*THE EXERCISE:*
Drop every picture and give the entries back exactly.

━━━━━━━━━━━━━━━━━━━━

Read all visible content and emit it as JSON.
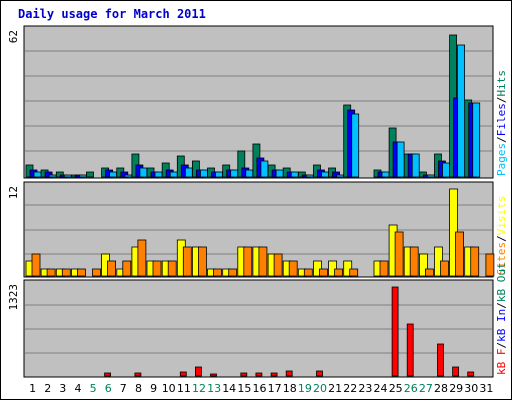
{
  "title": "Daily usage for March 2011",
  "chart_data": [
    {
      "type": "bar",
      "panel": "top",
      "ymax_label": "62",
      "ylim": [
        0,
        62
      ],
      "legend": [
        "Pages",
        "/",
        "Files",
        "/",
        "Hits"
      ],
      "colors": {
        "Hits": "#00805c",
        "Files": "#0000ff",
        "Pages": "#00c0ff"
      },
      "series": [
        {
          "name": "Hits",
          "values": [
            5,
            3,
            2,
            1,
            2,
            4,
            4,
            10,
            4,
            6,
            9,
            7,
            4,
            5,
            11,
            14,
            5,
            4,
            2,
            5,
            4,
            31,
            0,
            3,
            21,
            10,
            2,
            10,
            61,
            33,
            0
          ]
        },
        {
          "name": "Files",
          "values": [
            3,
            2,
            1,
            1,
            0,
            3,
            2,
            5,
            2,
            3,
            5,
            3,
            2,
            3,
            4,
            8,
            3,
            2,
            1,
            3,
            2,
            29,
            0,
            2,
            15,
            10,
            1,
            7,
            34,
            32,
            0
          ]
        },
        {
          "name": "Pages",
          "values": [
            2,
            1,
            1,
            1,
            0,
            2,
            1,
            4,
            2,
            2,
            4,
            3,
            2,
            3,
            3,
            7,
            3,
            2,
            1,
            2,
            1,
            27,
            0,
            2,
            15,
            10,
            1,
            6,
            57,
            32,
            0
          ]
        }
      ]
    },
    {
      "type": "bar",
      "panel": "middle",
      "ymax_label": "12",
      "ylim": [
        0,
        12
      ],
      "legend": [
        "Sites",
        "/",
        "Visits"
      ],
      "colors": {
        "Visits": "#ffff00",
        "Sites": "#ff8000"
      },
      "series": [
        {
          "name": "Visits",
          "values": [
            2,
            1,
            1,
            1,
            0,
            3,
            1,
            4,
            2,
            2,
            5,
            4,
            1,
            1,
            4,
            4,
            3,
            2,
            1,
            2,
            2,
            2,
            0,
            2,
            7,
            4,
            3,
            4,
            12,
            4,
            0
          ]
        },
        {
          "name": "Sites",
          "values": [
            3,
            1,
            1,
            1,
            1,
            2,
            2,
            5,
            2,
            2,
            4,
            4,
            1,
            1,
            4,
            4,
            3,
            2,
            1,
            1,
            1,
            1,
            0,
            2,
            6,
            4,
            1,
            2,
            6,
            4,
            3
          ]
        }
      ]
    },
    {
      "type": "bar",
      "panel": "bottom",
      "ymax_label": "1323",
      "ylim": [
        0,
        1323
      ],
      "legend": [
        "kB F",
        "/",
        "kB In",
        "/",
        "kB Out"
      ],
      "colors": {
        "kB F": "#ff0000"
      },
      "series": [
        {
          "name": "kB F",
          "values": [
            0,
            0,
            0,
            0,
            0,
            40,
            0,
            40,
            0,
            0,
            60,
            140,
            30,
            0,
            40,
            40,
            40,
            80,
            0,
            80,
            0,
            0,
            0,
            0,
            1323,
            780,
            0,
            480,
            140,
            60,
            0
          ]
        }
      ]
    }
  ],
  "x_labels": [
    "1",
    "2",
    "3",
    "4",
    "5",
    "6",
    "7",
    "8",
    "9",
    "10",
    "11",
    "12",
    "13",
    "14",
    "15",
    "16",
    "17",
    "18",
    "19",
    "20",
    "21",
    "22",
    "23",
    "24",
    "25",
    "26",
    "27",
    "28",
    "29",
    "30",
    "31"
  ],
  "weekend_days": [
    "5",
    "6",
    "12",
    "13",
    "19",
    "20",
    "26",
    "27"
  ]
}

━━━━━━━━━━━━━━━━━━━━

*EXPECTED ANSWER:*
Read all visible content and emit it as JSON.
{
  "title": "Daily usage for March 2011",
  "chart_data": [
    {
      "type": "bar",
      "panel": "top",
      "ymax_label": "62",
      "ylim": [
        0,
        62
      ],
      "legend": [
        "Pages",
        "/",
        "Files",
        "/",
        "Hits"
      ],
      "colors": {
        "Hits": "#00805c",
        "Files": "#0000ff",
        "Pages": "#00c0ff"
      },
      "series": [
        {
          "name": "Hits",
          "values": [
            5,
            3,
            2,
            1,
            2,
            4,
            4,
            10,
            4,
            6,
            9,
            7,
            4,
            5,
            11,
            14,
            5,
            4,
            2,
            5,
            4,
            31,
            0,
            3,
            21,
            10,
            2,
            10,
            61,
            33,
            0
          ]
        },
        {
          "name": "Files",
          "values": [
            3,
            2,
            1,
            1,
            0,
            3,
            2,
            5,
            2,
            3,
            5,
            3,
            2,
            3,
            4,
            8,
            3,
            2,
            1,
            3,
            2,
            29,
            0,
            2,
            15,
            10,
            1,
            7,
            34,
            32,
            0
          ]
        },
        {
          "name": "Pages",
          "values": [
            2,
            1,
            1,
            1,
            0,
            2,
            1,
            4,
            2,
            2,
            4,
            3,
            2,
            3,
            3,
            7,
            3,
            2,
            1,
            2,
            1,
            27,
            0,
            2,
            15,
            10,
            1,
            6,
            57,
            32,
            0
          ]
        }
      ]
    },
    {
      "type": "bar",
      "panel": "middle",
      "ymax_label": "12",
      "ylim": [
        0,
        12
      ],
      "legend": [
        "Sites",
        "/",
        "Visits"
      ],
      "colors": {
        "Visits": "#ffff00",
        "Sites": "#ff8000"
      },
      "series": [
        {
          "name": "Visits",
          "values": [
            2,
            1,
            1,
            1,
            0,
            3,
            1,
            4,
            2,
            2,
            5,
            4,
            1,
            1,
            4,
            4,
            3,
            2,
            1,
            2,
            2,
            2,
            0,
            2,
            7,
            4,
            3,
            4,
            12,
            4,
            0
          ]
        },
        {
          "name": "Sites",
          "values": [
            3,
            1,
            1,
            1,
            1,
            2,
            2,
            5,
            2,
            2,
            4,
            4,
            1,
            1,
            4,
            4,
            3,
            2,
            1,
            1,
            1,
            1,
            0,
            2,
            6,
            4,
            1,
            2,
            6,
            4,
            3
          ]
        }
      ]
    },
    {
      "type": "bar",
      "panel": "bottom",
      "ymax_label": "1323",
      "ylim": [
        0,
        1323
      ],
      "legend": [
        "kB F",
        "/",
        "kB In",
        "/",
        "kB Out"
      ],
      "colors": {
        "kB F": "#ff0000"
      },
      "series": [
        {
          "name": "kB F",
          "values": [
            0,
            0,
            0,
            0,
            0,
            40,
            0,
            40,
            0,
            0,
            60,
            140,
            30,
            0,
            40,
            40,
            40,
            80,
            0,
            80,
            0,
            0,
            0,
            0,
            1323,
            780,
            0,
            480,
            140,
            60,
            0
          ]
        }
      ]
    }
  ],
  "x_labels": [
    "1",
    "2",
    "3",
    "4",
    "5",
    "6",
    "7",
    "8",
    "9",
    "10",
    "11",
    "12",
    "13",
    "14",
    "15",
    "16",
    "17",
    "18",
    "19",
    "20",
    "21",
    "22",
    "23",
    "24",
    "25",
    "26",
    "27",
    "28",
    "29",
    "30",
    "31"
  ],
  "weekend_days": [
    "5",
    "6",
    "12",
    "13",
    "19",
    "20",
    "26",
    "27"
  ]
}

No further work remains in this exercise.